■ Records supplied
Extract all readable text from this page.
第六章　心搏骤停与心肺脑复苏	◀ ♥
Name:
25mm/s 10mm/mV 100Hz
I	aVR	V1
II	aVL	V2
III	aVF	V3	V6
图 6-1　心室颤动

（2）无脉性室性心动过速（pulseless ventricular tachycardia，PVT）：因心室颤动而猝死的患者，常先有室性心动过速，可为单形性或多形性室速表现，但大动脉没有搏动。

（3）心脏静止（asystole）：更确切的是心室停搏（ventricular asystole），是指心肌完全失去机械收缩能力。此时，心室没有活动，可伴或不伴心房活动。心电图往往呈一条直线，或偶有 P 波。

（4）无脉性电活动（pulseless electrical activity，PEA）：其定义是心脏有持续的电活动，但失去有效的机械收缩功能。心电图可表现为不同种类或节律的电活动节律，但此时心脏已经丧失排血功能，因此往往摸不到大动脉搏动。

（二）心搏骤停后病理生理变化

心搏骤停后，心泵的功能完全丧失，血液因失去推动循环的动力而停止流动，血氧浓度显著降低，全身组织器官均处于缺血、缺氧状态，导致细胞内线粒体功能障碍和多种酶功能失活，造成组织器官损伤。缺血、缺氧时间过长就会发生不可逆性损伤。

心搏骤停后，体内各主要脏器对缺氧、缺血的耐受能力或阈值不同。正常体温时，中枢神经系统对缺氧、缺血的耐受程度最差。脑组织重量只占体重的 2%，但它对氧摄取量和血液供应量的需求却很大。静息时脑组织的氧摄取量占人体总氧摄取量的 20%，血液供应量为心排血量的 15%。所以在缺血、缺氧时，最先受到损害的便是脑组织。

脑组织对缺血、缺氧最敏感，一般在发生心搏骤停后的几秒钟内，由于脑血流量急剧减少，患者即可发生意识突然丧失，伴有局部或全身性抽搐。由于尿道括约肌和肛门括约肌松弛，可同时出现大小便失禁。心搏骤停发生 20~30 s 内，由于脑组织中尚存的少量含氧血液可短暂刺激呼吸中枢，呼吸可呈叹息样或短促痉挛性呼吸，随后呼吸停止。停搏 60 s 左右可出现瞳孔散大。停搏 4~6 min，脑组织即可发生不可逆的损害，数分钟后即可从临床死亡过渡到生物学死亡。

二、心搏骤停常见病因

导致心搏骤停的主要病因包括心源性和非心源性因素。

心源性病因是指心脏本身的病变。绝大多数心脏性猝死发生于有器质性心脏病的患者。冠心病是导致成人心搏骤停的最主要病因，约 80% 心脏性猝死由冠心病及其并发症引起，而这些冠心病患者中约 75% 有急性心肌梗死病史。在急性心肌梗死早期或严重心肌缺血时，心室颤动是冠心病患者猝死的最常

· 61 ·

■ Written instruction
Search the lines for the string "ventricular" and copy every line that has it.

■ Solved problem
（2）无脉性室性心动过速（pulseless ventricular tachycardia，PVT）：因心室颤动而猝死的患者，常先有室性心动过速，可为单形性或多形性室速表现，但大动脉没有搏动。
（3）心脏静止（asystole）：更确切的是心室停搏（ventricular asystole），是指心肌完全失去机械收缩能力。此时，心室没有活动，可伴或不伴心房活动。心电图往往呈一条直线，或偶有 P 波。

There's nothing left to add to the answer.